[start Dataset entries]
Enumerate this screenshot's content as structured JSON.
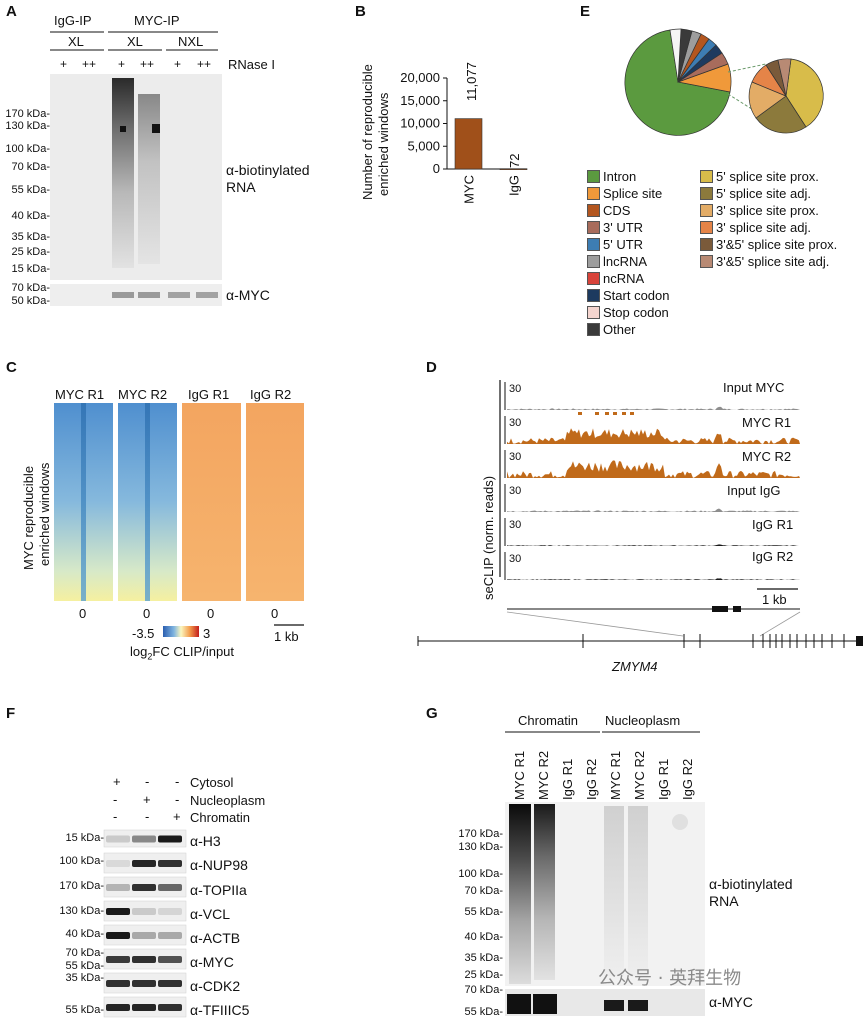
{
  "panels": {
    "A": {
      "label": "A",
      "groups": [
        "IgG-IP",
        "MYC-IP"
      ],
      "subgroups": [
        "XL",
        "XL",
        "NXL"
      ],
      "rnase": [
        "+",
        "++",
        "+",
        "++",
        "+",
        "++"
      ],
      "rnase_label": "RNase I",
      "markers_top": [
        "170 kDa-",
        "130 kDa-",
        "100 kDa-",
        "70 kDa-",
        "55 kDa-",
        "40 kDa-",
        "35 kDa-",
        "25 kDa-",
        "15 kDa-"
      ],
      "markers_bottom": [
        "70 kDa-",
        "50 kDa-"
      ],
      "probe_top": "α-biotinylated",
      "probe_top2": "RNA",
      "probe_bottom": "α-MYC"
    },
    "B": {
      "label": "B",
      "ylabel1": "Number of reproducible",
      "ylabel2": "enriched windows",
      "bar_labels": [
        "11,077",
        "72"
      ]
    },
    "C": {
      "label": "C",
      "cols": [
        "MYC R1",
        "MYC R2",
        "IgG R1",
        "IgG R2"
      ],
      "ylabel1": "MYC reproducible",
      "ylabel2": "enriched windows",
      "zero": "0",
      "scale_min": "-3.5",
      "scale_max": "3",
      "scale_title_a": "log",
      "scale_title_sub": "2",
      "scale_title_b": "FC CLIP/input",
      "scalebar": "1 kb"
    },
    "D": {
      "label": "D",
      "ylabel": "seCLIP (norm. reads)",
      "tracks": [
        "Input MYC",
        "MYC R1",
        "MYC R2",
        "Input IgG",
        "IgG R1",
        "IgG R2"
      ],
      "tick": "30",
      "scalebar": "1 kb",
      "gene": "ZMYM4"
    },
    "E": {
      "label": "E",
      "legend_left": [
        "Intron",
        "Splice site",
        "CDS",
        "3' UTR",
        "5' UTR",
        "lncRNA",
        "ncRNA",
        "Start codon",
        "Stop codon",
        "Other"
      ],
      "legend_right": [
        "5' splice site prox.",
        "5' splice site adj.",
        "3' splice site prox.",
        "3' splice site adj.",
        "3'&5' splice site prox.",
        "3'&5' splice site adj."
      ],
      "colors_left": [
        "#5b9a3f",
        "#f0993a",
        "#b3561f",
        "#a86c5c",
        "#3d7db3",
        "#9d9d9d",
        "#d8433a",
        "#1d3a5f",
        "#f5d5cf",
        "#3a3a3a"
      ],
      "colors_right": [
        "#d8bc4a",
        "#8c7a3c",
        "#e3ac66",
        "#e58448",
        "#7a5a3a",
        "#b88a74"
      ]
    },
    "F": {
      "label": "F",
      "fractions": [
        "Cytosol",
        "Nucleoplasm",
        "Chromatin"
      ],
      "signs": [
        [
          "+",
          "-",
          "-"
        ],
        [
          "-",
          "+",
          "-"
        ],
        [
          "-",
          "-",
          "+"
        ]
      ],
      "markers": [
        "15 kDa-",
        "100 kDa-",
        "170 kDa-",
        "130 kDa-",
        "40 kDa-",
        "70 kDa-",
        "55 kDa-",
        "35 kDa-",
        "55 kDa-"
      ],
      "probes": [
        "α-H3",
        "α-NUP98",
        "α-TOPIIa",
        "α-VCL",
        "α-ACTB",
        "α-MYC",
        "α-CDK2",
        "α-TFIIIC5"
      ]
    },
    "G": {
      "label": "G",
      "groups": [
        "Chromatin",
        "Nucleoplasm"
      ],
      "lanes": [
        "MYC R1",
        "MYC R2",
        "IgG R1",
        "IgG R2",
        "MYC R1",
        "MYC R2",
        "IgG R1",
        "IgG R2"
      ],
      "markers_top": [
        "170 kDa-",
        "130 kDa-",
        "100 kDa-",
        "70 kDa-",
        "55 kDa-",
        "40 kDa-",
        "35 kDa-",
        "25 kDa-"
      ],
      "markers_bottom": [
        "70 kDa-",
        "55 kDa-"
      ],
      "probe_top": "α-biotinylated",
      "probe_top2": "RNA",
      "probe_bottom": "α-MYC"
    }
  },
  "watermark": "公众号 · 英拜生物",
  "chart_data": {
    "type": "bar",
    "categories": [
      "MYC",
      "IgG"
    ],
    "values": [
      11077,
      72
    ],
    "ylabel": "Number of reproducible enriched windows",
    "yticks": [
      0,
      5000,
      10000,
      15000,
      20000
    ],
    "ytick_labels": [
      "0",
      "5,000",
      "10,000",
      "15,000",
      "20,000"
    ],
    "ylim": [
      0,
      20000
    ],
    "bar_color": "#a0501a"
  }
}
[end Dataset entries]
[Your objective]
Write the number of lines containing the word "prox" and nothing besides it.

[Result of the exercise]
3